(Rows from a dataset)

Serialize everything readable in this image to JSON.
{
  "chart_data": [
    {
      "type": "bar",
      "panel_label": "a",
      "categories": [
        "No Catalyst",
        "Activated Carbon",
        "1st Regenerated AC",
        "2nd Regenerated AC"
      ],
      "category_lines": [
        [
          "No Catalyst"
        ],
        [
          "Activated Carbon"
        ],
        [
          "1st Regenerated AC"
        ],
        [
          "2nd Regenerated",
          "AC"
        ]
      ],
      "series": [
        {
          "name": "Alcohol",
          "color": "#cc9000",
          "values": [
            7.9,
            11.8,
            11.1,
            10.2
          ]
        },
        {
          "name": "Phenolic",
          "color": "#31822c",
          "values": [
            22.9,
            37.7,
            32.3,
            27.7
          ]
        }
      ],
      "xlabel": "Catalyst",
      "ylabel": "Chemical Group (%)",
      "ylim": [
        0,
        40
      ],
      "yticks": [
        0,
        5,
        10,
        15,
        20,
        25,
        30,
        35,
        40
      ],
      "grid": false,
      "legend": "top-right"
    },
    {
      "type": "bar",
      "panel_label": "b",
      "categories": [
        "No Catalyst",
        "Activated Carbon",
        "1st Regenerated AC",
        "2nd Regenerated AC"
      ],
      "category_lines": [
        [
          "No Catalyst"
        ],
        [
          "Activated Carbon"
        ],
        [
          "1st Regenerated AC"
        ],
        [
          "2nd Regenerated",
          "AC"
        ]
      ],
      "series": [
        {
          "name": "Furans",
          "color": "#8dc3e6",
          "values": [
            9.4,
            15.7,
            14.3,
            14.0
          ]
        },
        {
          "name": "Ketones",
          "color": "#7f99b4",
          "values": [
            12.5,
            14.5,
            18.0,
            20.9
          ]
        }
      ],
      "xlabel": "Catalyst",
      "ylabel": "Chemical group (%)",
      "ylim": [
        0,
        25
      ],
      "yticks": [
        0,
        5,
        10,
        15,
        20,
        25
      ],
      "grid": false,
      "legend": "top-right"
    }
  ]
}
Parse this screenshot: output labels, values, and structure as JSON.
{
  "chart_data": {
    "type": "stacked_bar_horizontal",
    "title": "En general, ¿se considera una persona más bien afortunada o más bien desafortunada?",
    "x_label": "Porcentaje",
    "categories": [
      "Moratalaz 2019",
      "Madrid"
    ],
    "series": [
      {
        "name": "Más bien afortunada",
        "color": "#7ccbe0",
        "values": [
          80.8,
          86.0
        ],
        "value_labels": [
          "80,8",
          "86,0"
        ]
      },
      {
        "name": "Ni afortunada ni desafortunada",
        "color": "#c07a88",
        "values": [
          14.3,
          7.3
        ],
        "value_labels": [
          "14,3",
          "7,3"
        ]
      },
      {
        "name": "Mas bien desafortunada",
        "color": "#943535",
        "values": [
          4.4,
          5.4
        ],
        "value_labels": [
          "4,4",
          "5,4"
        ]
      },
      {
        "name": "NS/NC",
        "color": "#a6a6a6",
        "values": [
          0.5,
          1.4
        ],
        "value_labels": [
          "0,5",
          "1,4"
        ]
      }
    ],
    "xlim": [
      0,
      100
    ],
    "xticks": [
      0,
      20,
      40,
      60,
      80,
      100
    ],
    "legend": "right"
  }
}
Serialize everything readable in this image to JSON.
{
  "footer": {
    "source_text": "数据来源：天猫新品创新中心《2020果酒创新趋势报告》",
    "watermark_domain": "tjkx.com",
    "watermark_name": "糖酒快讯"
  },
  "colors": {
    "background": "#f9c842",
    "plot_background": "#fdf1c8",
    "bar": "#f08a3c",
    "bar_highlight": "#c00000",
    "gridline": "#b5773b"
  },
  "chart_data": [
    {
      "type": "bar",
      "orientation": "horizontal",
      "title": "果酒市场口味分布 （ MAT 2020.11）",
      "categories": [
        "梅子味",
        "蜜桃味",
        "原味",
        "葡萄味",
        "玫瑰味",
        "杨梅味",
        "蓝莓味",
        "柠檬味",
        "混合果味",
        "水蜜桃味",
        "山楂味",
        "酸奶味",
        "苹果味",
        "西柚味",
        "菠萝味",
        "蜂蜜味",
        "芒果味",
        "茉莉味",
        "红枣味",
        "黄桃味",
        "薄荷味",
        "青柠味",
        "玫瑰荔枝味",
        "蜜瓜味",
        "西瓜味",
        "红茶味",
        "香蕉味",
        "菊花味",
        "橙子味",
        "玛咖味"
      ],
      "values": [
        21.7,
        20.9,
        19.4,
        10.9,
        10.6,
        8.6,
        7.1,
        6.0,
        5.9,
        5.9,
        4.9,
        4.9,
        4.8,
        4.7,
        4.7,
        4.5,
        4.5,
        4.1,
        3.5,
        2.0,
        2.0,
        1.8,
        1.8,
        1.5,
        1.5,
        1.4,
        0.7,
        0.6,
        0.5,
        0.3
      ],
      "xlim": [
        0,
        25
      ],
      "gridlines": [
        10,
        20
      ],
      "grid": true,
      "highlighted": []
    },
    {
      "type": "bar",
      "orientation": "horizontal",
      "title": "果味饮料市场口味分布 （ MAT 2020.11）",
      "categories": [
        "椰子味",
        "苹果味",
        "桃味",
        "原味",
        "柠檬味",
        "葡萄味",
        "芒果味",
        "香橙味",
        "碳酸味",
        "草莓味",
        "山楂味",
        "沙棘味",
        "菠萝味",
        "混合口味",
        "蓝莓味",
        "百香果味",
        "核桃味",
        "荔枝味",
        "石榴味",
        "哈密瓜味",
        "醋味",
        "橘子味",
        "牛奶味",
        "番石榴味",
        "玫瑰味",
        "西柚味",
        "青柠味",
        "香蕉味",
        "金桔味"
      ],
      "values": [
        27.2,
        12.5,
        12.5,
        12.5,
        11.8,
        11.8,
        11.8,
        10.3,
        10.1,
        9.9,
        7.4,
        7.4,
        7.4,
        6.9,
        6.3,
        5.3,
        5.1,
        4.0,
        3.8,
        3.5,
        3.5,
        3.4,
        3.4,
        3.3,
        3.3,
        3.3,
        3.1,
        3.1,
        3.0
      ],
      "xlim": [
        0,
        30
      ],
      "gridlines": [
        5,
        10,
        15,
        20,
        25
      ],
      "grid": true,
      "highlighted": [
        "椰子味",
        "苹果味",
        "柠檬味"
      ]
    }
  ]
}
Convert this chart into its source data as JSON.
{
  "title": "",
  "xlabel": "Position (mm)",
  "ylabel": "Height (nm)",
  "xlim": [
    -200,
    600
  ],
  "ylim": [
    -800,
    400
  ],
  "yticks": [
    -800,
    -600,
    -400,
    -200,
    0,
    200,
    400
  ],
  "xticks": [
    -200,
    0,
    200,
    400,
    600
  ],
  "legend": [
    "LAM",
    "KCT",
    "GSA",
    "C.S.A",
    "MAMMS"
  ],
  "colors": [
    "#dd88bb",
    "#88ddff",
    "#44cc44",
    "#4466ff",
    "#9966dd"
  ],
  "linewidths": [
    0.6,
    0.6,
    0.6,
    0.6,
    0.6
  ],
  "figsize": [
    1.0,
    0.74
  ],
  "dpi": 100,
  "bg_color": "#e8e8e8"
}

*Objective*. Retype each record exactly, leaving nothing out.

*Final result*.
Serialize everything readable in this image to JSON.
{
  "chart_data": [
    {
      "type": "bar",
      "panel_label": "a",
      "categories": [
        "No Catalyst",
        "Activated Carbon",
        "1st Regenerated AC",
        "2nd Regenerated AC"
      ],
      "category_lines": [
        [
          "No Catalyst"
        ],
        [
          "Activated Carbon"
        ],
        [
          "1st Regenerated AC"
        ],
        [
          "2nd Regenerated",
          "AC"
        ]
      ],
      "series": [
        {
          "name": "Alcohol",
          "color": "#cc9000",
          "values": [
            7.9,
            11.8,
            11.1,
            10.2
          ]
        },
        {
          "name": "Phenolic",
          "color": "#31822c",
          "values": [
            22.9,
            37.7,
            32.3,
            27.7
          ]
        }
      ],
      "xlabel": "Catalyst",
      "ylabel": "Chemical Group (%)",
      "ylim": [
        0,
        40
      ],
      "yticks": [
        0,
        5,
        10,
        15,
        20,
        25,
        30,
        35,
        40
      ],
      "grid": false,
      "legend": "top-right"
    },
    {
      "type": "bar",
      "panel_label": "b",
      "categories": [
        "No Catalyst",
        "Activated Carbon",
        "1st Regenerated AC",
        "2nd Regenerated AC"
      ],
      "category_lines": [
        [
          "No Catalyst"
        ],
        [
          "Activated Carbon"
        ],
        [
          "1st Regenerated AC"
        ],
        [
          "2nd Regenerated",
          "AC"
        ]
      ],
      "series": [
        {
          "name": "Furans",
          "color": "#8dc3e6",
          "values": [
            9.4,
            15.7,
            14.3,
            14.0
          ]
        },
        {
          "name": "Ketones",
          "color": "#7f99b4",
          "values": [
            12.5,
            14.5,
            18.0,
            20.9
          ]
        }
      ],
      "xlabel": "Catalyst",
      "ylabel": "Chemical group (%)",
      "ylim": [
        0,
        25
      ],
      "yticks": [
        0,
        5,
        10,
        15,
        20,
        25
      ],
      "grid": false,
      "legend": "top-right"
    }
  ]
}
Parse this screenshot: output labels, values, and structure as JSON.
{
  "chart_data": {
    "type": "stacked_bar_horizontal",
    "title": "En general, ¿se considera una persona más bien afortunada o más bien desafortunada?",
    "x_label": "Porcentaje",
    "categories": [
      "Moratalaz 2019",
      "Madrid"
    ],
    "series": [
      {
        "name": "Más bien afortunada",
        "color": "#7ccbe0",
        "values": [
          80.8,
          86.0
        ],
        "value_labels": [
          "80,8",
          "86,0"
        ]
      },
      {
        "name": "Ni afortunada ni desafortunada",
        "color": "#c07a88",
        "values": [
          14.3,
          7.3
        ],
        "value_labels": [
          "14,3",
          "7,3"
        ]
      },
      {
        "name": "Mas bien desafortunada",
        "color": "#943535",
        "values": [
          4.4,
          5.4
        ],
        "value_labels": [
          "4,4",
          "5,4"
        ]
      },
      {
        "name": "NS/NC",
        "color": "#a6a6a6",
        "values": [
          0.5,
          1.4
        ],
        "value_labels": [
          "0,5",
          "1,4"
        ]
      }
    ],
    "xlim": [
      0,
      100
    ],
    "xticks": [
      0,
      20,
      40,
      60,
      80,
      100
    ],
    "legend": "right"
  }
}
Serialize everything readable in this image to JSON.
{
  "footer": {
    "source_text": "数据来源：天猫新品创新中心《2020果酒创新趋势报告》",
    "watermark_domain": "tjkx.com",
    "watermark_name": "糖酒快讯"
  },
  "colors": {
    "background": "#f9c842",
    "plot_background": "#fdf1c8",
    "bar": "#f08a3c",
    "bar_highlight": "#c00000",
    "gridline": "#b5773b"
  },
  "chart_data": [
    {
      "type": "bar",
      "orientation": "horizontal",
      "title": "果酒市场口味分布 （ MAT 2020.11）",
      "categories": [
        "梅子味",
        "蜜桃味",
        "原味",
        "葡萄味",
        "玫瑰味",
        "杨梅味",
        "蓝莓味",
        "柠檬味",
        "混合果味",
        "水蜜桃味",
        "山楂味",
        "酸奶味",
        "苹果味",
        "西柚味",
        "菠萝味",
        "蜂蜜味",
        "芒果味",
        "茉莉味",
        "红枣味",
        "黄桃味",
        "薄荷味",
        "青柠味",
        "玫瑰荔枝味",
        "蜜瓜味",
        "西瓜味",
        "红茶味",
        "香蕉味",
        "菊花味",
        "橙子味",
        "玛咖味"
      ],
      "values": [
        21.7,
        20.9,
        19.4,
        10.9,
        10.6,
        8.6,
        7.1,
        6.0,
        5.9,
        5.9,
        4.9,
        4.9,
        4.8,
        4.7,
        4.7,
        4.5,
        4.5,
        4.1,
        3.5,
        2.0,
        2.0,
        1.8,
        1.8,
        1.5,
        1.5,
        1.4,
        0.7,
        0.6,
        0.5,
        0.3
      ],
      "xlim": [
        0,
        25
      ],
      "gridlines": [
        10,
        20
      ],
      "grid": true,
      "highlighted": []
    },
    {
      "type": "bar",
      "orientation": "horizontal",
      "title": "果味饮料市场口味分布 （ MAT 2020.11）",
      "categories": [
        "椰子味",
        "苹果味",
        "桃味",
        "原味",
        "柠檬味",
        "葡萄味",
        "芒果味",
        "香橙味",
        "碳酸味",
        "草莓味",
        "山楂味",
        "沙棘味",
        "菠萝味",
        "混合口味",
        "蓝莓味",
        "百香果味",
        "核桃味",
        "荔枝味",
        "石榴味",
        "哈密瓜味",
        "醋味",
        "橘子味",
        "牛奶味",
        "番石榴味",
        "玫瑰味",
        "西柚味",
        "青柠味",
        "香蕉味",
        "金桔味"
      ],
      "values": [
        27.2,
        12.5,
        12.5,
        12.5,
        11.8,
        11.8,
        11.8,
        10.3,
        10.1,
        9.9,
        7.4,
        7.4,
        7.4,
        6.9,
        6.3,
        5.3,
        5.1,
        4.0,
        3.8,
        3.5,
        3.5,
        3.4,
        3.4,
        3.3,
        3.3,
        3.3,
        3.1,
        3.1,
        3.0
      ],
      "xlim": [
        0,
        30
      ],
      "gridlines": [
        5,
        10,
        15,
        20,
        25
      ],
      "grid": true,
      "highlighted": [
        "椰子味",
        "苹果味",
        "柠檬味"
      ]
    }
  ]
}
Convert this chart into its source data as JSON.
{
  "title": "",
  "xlabel": "Position (mm)",
  "ylabel": "Height (nm)",
  "xlim": [
    -200,
    600
  ],
  "ylim": [
    -800,
    400
  ],
  "yticks": [
    -800,
    -600,
    -400,
    -200,
    0,
    200,
    400
  ],
  "xticks": [
    -200,
    0,
    200,
    400,
    600
  ],
  "legend": [
    "LAM",
    "KCT",
    "GSA",
    "C.S.A",
    "MAMMS"
  ],
  "colors": [
    "#dd88bb",
    "#88ddff",
    "#44cc44",
    "#4466ff",
    "#9966dd"
  ],
  "linewidths": [
    0.6,
    0.6,
    0.6,
    0.6,
    0.6
  ],
  "figsize": [
    1.0,
    0.74
  ],
  "dpi": 100,
  "bg_color": "#e8e8e8"
}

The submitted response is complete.